Render the items as a Markdown table with the columns "Row" and "Entry", starting at the line that contains "y-max-tick-label: 2 [44,10,64,55]" and ending at the last line of the items. Number each line in order and omit blank lines.

(Spatial layout data)
******************************

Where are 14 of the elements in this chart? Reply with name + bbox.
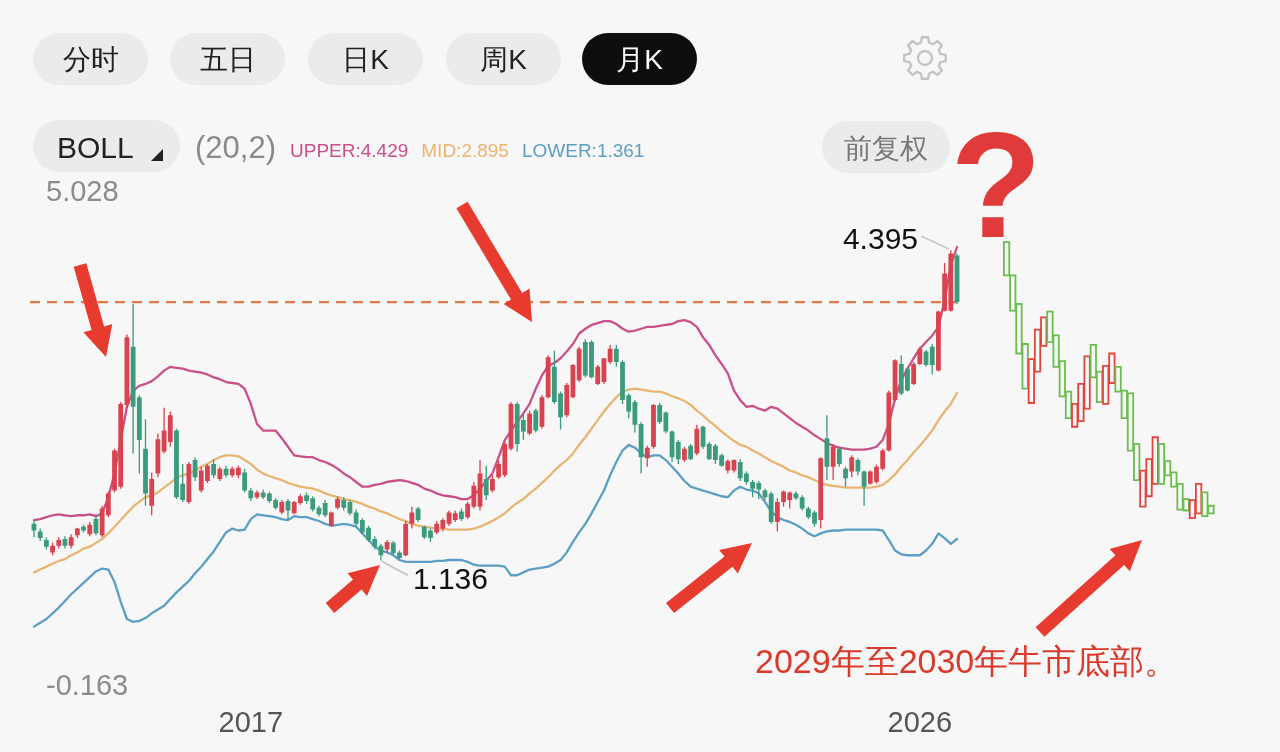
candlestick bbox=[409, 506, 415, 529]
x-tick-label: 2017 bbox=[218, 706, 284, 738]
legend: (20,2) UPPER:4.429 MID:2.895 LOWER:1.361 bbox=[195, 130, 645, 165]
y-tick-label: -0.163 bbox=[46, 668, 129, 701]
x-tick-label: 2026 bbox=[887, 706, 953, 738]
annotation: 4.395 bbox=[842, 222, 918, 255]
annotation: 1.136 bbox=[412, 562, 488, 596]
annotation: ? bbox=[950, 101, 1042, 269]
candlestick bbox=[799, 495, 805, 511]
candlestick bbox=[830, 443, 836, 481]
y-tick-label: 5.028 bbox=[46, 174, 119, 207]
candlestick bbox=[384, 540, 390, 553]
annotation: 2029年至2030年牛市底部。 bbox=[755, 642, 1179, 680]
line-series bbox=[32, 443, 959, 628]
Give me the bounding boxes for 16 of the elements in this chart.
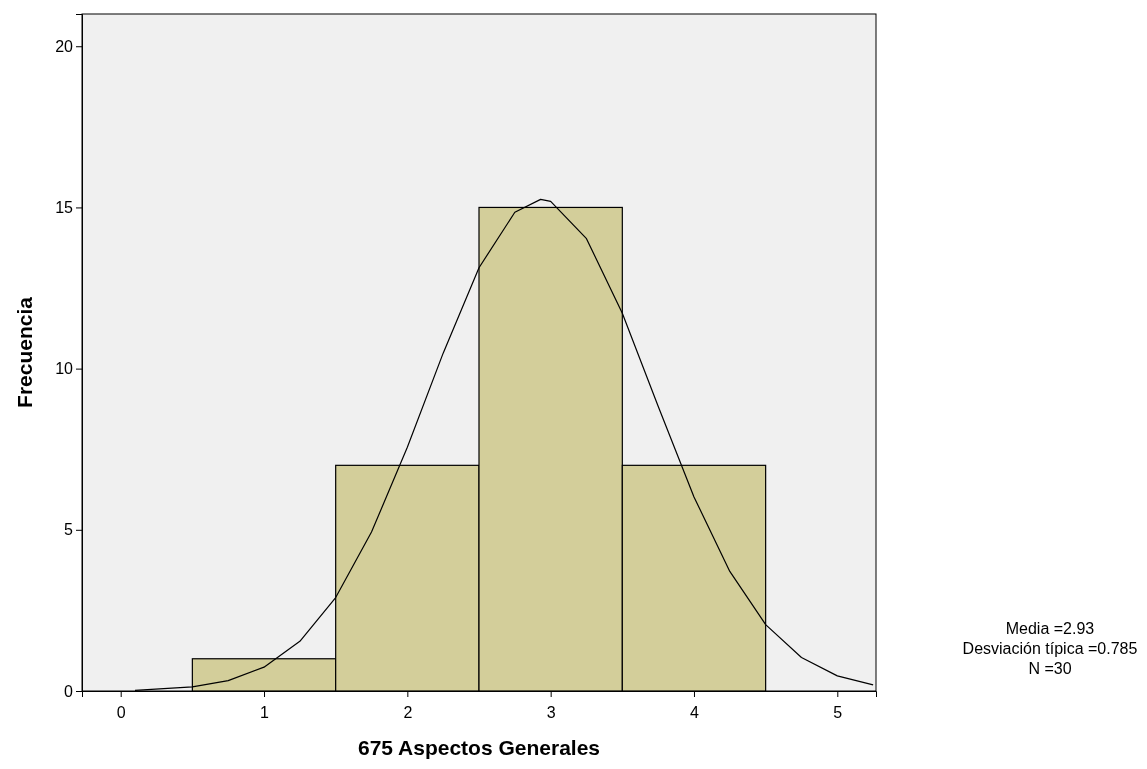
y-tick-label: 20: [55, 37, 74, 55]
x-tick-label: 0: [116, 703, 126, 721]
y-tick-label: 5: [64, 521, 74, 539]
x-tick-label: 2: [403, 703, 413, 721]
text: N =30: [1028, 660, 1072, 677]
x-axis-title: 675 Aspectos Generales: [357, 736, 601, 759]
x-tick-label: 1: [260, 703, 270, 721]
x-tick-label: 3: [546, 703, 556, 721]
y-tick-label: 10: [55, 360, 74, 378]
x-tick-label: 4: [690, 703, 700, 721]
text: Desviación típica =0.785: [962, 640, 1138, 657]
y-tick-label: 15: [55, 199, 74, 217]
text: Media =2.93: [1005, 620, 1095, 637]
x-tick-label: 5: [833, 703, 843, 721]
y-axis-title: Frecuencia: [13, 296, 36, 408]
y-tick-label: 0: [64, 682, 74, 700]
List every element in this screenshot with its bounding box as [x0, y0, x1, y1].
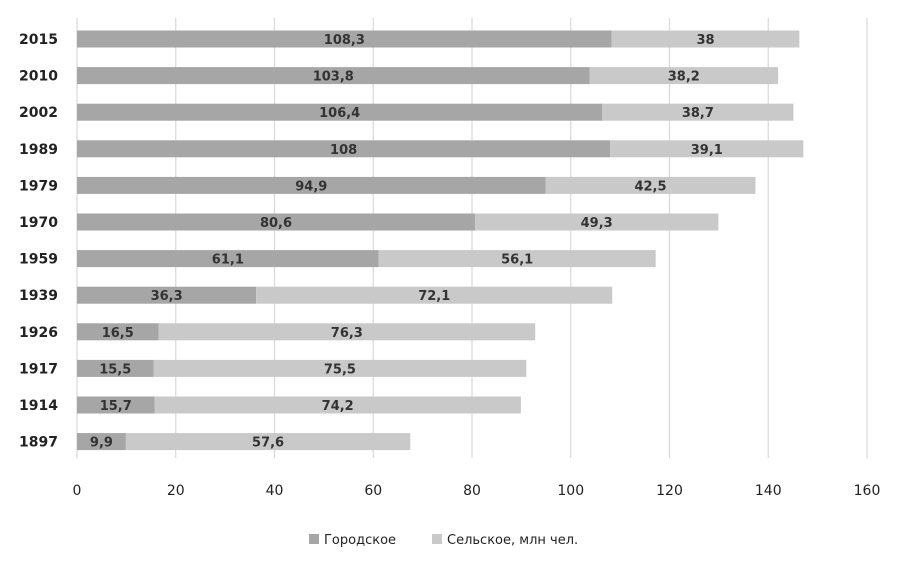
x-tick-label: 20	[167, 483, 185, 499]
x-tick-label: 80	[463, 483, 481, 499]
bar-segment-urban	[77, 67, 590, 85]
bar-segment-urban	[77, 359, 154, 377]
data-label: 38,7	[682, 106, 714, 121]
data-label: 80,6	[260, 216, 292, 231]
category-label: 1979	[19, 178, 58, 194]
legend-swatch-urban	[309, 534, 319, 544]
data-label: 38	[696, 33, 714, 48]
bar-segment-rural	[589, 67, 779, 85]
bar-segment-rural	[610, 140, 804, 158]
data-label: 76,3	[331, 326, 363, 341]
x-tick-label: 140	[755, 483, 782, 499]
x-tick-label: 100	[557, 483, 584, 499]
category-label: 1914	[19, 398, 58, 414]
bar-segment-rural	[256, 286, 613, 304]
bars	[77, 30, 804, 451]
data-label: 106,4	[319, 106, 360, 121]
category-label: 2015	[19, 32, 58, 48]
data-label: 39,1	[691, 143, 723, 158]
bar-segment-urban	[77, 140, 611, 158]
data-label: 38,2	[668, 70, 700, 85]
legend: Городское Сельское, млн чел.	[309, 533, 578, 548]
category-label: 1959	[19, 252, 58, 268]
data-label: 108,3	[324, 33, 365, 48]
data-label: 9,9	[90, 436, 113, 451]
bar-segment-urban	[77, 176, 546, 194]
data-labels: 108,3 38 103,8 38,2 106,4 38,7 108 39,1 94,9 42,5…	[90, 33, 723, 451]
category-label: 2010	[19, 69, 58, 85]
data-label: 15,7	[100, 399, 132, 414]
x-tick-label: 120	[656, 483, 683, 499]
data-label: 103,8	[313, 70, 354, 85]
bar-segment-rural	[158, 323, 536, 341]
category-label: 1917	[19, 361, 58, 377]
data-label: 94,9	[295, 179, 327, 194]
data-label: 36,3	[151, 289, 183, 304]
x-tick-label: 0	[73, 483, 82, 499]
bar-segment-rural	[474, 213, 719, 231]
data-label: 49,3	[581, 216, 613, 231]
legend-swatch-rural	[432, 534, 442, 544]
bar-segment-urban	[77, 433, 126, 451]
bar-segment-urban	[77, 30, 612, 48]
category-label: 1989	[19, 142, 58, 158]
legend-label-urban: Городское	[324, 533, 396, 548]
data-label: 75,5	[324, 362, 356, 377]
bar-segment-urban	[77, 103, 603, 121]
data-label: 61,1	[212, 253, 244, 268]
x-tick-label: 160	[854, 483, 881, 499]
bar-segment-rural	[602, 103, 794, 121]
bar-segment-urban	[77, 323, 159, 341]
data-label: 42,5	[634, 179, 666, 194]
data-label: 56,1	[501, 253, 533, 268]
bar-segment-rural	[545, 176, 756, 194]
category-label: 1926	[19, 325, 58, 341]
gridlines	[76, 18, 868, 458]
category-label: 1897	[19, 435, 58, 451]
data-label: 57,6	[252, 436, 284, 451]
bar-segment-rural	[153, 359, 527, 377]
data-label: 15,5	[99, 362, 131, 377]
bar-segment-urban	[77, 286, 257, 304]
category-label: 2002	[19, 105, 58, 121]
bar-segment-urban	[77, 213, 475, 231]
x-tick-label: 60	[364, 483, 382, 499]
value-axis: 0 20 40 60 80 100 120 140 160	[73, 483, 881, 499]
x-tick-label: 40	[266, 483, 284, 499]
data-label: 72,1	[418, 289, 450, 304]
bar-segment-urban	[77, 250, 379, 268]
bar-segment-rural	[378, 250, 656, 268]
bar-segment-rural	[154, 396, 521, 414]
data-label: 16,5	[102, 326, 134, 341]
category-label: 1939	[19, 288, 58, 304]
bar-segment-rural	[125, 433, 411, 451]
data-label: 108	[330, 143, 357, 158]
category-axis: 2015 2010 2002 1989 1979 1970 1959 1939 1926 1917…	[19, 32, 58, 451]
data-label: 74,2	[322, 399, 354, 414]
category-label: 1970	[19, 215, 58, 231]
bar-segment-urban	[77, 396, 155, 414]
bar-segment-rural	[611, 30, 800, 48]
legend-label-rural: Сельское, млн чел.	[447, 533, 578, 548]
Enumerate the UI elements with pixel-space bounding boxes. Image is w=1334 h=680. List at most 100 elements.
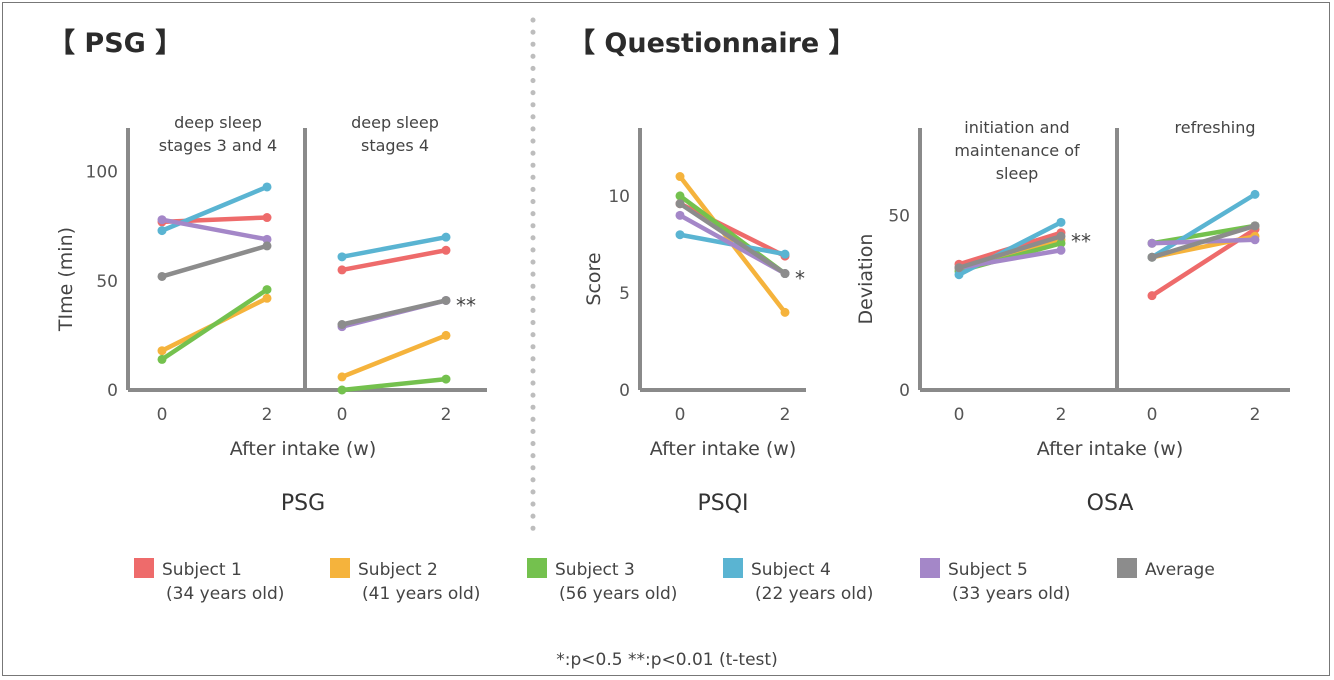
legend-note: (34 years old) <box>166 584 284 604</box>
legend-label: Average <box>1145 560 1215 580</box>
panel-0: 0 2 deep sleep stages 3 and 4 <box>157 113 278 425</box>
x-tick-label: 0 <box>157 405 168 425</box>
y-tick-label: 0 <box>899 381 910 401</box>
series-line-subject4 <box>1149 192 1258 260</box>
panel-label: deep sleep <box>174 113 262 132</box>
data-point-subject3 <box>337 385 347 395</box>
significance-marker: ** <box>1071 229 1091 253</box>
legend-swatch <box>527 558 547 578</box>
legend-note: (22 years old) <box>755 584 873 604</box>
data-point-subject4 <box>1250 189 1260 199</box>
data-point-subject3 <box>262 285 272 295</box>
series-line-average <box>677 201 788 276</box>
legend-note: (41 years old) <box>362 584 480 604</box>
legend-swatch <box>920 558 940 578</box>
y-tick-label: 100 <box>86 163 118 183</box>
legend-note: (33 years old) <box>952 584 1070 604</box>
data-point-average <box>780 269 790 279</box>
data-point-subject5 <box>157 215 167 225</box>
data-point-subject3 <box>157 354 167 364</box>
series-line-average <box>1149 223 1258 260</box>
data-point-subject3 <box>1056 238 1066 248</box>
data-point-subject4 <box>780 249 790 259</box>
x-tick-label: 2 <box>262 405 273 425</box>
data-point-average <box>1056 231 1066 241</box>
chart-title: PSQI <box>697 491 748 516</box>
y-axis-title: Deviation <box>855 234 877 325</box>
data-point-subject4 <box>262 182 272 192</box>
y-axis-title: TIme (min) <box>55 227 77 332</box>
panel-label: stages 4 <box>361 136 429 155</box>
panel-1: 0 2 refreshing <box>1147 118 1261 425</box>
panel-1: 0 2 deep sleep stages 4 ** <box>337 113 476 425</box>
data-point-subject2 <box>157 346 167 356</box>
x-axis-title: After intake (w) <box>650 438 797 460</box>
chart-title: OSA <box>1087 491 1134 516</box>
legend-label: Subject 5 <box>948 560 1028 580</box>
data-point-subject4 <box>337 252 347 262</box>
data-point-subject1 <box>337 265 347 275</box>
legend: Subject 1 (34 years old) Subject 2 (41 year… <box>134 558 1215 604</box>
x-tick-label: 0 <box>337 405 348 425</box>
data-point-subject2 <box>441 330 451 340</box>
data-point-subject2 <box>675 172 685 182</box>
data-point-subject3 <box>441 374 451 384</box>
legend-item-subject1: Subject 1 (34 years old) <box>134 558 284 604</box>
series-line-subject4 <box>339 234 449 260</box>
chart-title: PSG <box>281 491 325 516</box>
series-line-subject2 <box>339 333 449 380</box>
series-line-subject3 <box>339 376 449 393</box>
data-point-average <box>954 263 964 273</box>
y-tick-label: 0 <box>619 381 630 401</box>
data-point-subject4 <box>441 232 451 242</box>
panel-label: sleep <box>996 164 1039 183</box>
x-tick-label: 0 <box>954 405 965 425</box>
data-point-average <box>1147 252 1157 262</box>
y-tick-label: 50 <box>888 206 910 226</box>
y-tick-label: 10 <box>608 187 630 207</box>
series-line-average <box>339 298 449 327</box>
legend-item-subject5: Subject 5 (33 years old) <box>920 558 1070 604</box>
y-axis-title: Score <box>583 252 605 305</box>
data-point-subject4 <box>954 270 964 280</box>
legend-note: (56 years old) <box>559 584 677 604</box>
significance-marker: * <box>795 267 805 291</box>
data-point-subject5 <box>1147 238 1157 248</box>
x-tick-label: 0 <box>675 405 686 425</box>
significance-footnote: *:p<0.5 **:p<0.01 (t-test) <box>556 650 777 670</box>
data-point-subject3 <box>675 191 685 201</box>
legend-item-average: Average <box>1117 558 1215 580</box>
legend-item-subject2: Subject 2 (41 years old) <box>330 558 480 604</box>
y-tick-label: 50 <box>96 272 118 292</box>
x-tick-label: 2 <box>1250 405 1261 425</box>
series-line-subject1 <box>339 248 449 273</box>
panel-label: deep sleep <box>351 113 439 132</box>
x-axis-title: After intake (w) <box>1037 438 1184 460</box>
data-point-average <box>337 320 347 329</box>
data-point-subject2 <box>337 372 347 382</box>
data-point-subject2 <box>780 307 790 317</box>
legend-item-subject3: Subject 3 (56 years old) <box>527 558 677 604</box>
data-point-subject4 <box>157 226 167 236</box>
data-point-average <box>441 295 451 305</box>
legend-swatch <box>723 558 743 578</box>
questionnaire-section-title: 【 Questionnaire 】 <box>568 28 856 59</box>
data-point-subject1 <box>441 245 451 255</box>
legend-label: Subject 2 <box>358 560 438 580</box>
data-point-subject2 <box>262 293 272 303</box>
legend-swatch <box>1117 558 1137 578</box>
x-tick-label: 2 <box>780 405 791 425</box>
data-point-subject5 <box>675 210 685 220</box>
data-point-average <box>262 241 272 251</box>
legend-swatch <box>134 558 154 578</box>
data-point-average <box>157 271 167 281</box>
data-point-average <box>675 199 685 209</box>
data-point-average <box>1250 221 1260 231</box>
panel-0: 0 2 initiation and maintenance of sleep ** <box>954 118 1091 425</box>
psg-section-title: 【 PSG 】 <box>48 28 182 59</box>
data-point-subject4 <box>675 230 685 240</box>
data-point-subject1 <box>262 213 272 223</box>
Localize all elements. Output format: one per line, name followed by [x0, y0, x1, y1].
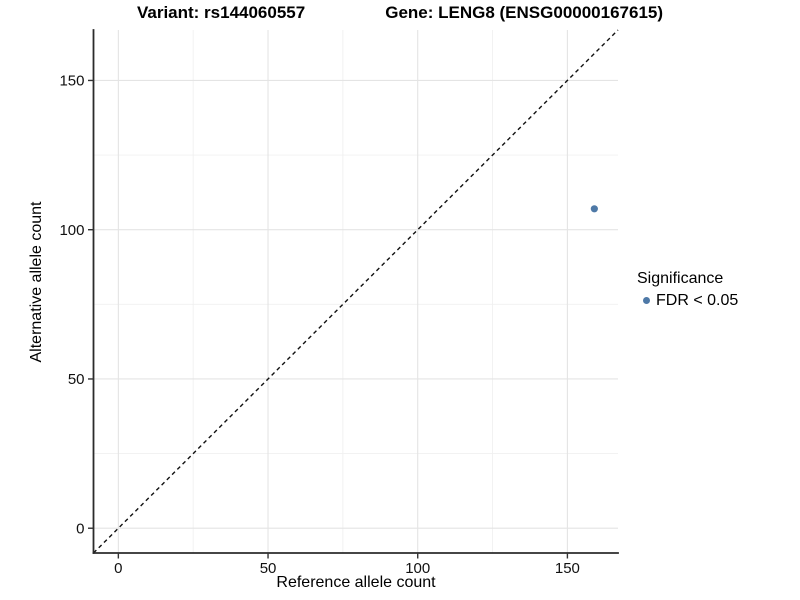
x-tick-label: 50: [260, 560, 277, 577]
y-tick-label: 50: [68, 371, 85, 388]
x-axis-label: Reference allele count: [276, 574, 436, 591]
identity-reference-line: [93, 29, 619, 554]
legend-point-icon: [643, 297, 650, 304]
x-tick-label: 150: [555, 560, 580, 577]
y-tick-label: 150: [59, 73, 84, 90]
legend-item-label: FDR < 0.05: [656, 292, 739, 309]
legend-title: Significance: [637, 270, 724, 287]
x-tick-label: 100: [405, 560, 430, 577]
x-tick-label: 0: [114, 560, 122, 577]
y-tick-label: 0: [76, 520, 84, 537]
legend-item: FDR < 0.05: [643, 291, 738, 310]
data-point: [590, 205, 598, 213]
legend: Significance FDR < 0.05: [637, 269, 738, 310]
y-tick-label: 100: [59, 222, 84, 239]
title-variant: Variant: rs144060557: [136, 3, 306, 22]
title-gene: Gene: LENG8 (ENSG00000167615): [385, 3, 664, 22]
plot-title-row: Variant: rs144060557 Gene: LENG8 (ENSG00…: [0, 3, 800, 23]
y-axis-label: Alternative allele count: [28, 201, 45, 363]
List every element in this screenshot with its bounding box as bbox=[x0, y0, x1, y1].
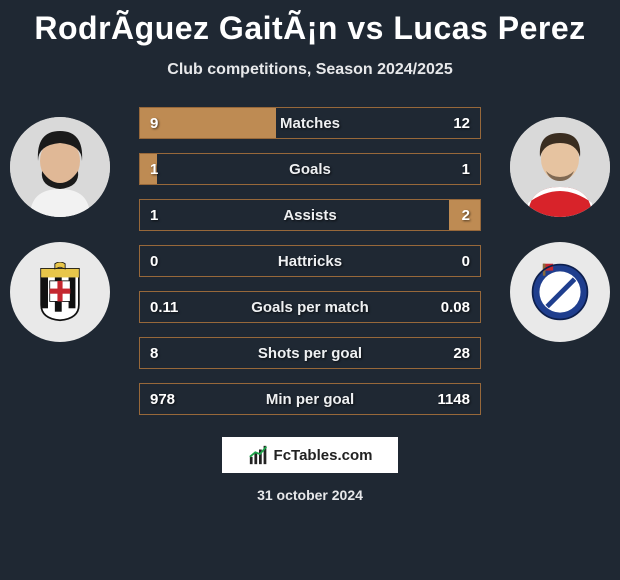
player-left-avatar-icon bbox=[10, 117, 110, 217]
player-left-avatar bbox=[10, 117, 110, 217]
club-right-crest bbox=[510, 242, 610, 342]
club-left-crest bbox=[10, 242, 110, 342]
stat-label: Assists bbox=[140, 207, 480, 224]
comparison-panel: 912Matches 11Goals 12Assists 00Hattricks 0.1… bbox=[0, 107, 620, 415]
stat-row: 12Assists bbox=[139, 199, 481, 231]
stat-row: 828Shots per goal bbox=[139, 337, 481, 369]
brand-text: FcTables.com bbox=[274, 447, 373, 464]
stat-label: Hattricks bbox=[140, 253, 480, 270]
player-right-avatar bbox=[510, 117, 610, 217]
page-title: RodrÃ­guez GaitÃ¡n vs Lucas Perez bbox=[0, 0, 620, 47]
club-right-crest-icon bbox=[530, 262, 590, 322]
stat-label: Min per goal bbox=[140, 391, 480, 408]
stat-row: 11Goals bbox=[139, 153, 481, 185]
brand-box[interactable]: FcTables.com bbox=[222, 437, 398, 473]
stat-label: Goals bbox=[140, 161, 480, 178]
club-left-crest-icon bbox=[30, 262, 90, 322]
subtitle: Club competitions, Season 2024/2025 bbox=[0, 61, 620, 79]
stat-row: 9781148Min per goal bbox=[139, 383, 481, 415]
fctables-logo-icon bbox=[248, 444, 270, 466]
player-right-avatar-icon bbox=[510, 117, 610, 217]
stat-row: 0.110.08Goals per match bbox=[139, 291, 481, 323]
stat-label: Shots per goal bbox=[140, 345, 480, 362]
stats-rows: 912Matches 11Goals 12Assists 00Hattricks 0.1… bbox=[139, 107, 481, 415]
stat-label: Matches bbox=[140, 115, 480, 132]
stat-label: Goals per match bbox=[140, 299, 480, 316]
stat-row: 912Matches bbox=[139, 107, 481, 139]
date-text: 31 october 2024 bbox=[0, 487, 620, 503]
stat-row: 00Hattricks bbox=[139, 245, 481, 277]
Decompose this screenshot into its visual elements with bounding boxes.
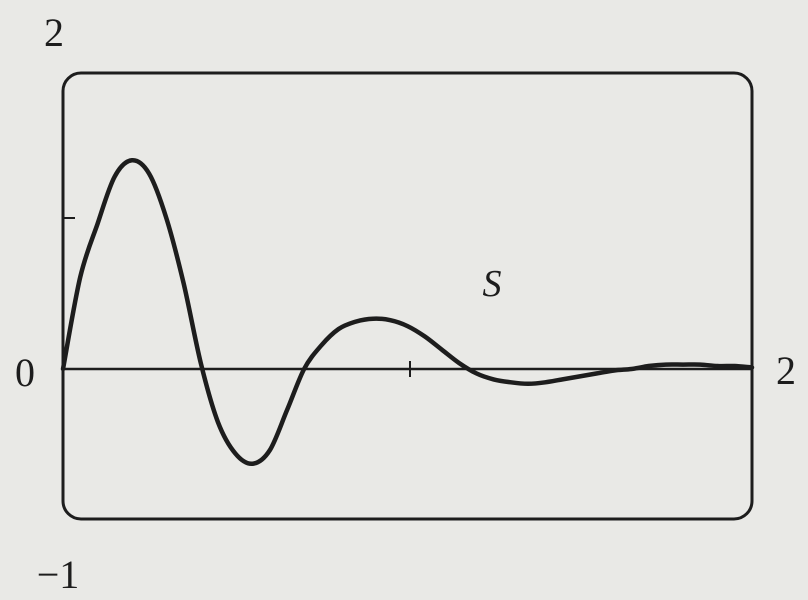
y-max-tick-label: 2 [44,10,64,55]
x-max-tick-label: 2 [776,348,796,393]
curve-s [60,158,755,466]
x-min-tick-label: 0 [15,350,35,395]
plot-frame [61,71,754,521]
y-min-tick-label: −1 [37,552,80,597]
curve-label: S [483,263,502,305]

******************************

- Solution to this problem
| Row | Entry |
|---|---|
| 1 | y-max-tick-label: 2 [44,10,64,55] |
| 2 | x-max-tick-label: 2 [776,348,796,393] |
| 3 | curve-s [60,158,755,466] |
| 4 | x-min-tick-label: 0 [15,350,35,395] |
| 5 | plot-frame [61,71,754,521] |
| 6 | y-min-tick-label: −1 [37,552,80,597] |
| 7 | curve-label: S [483,263,502,305] |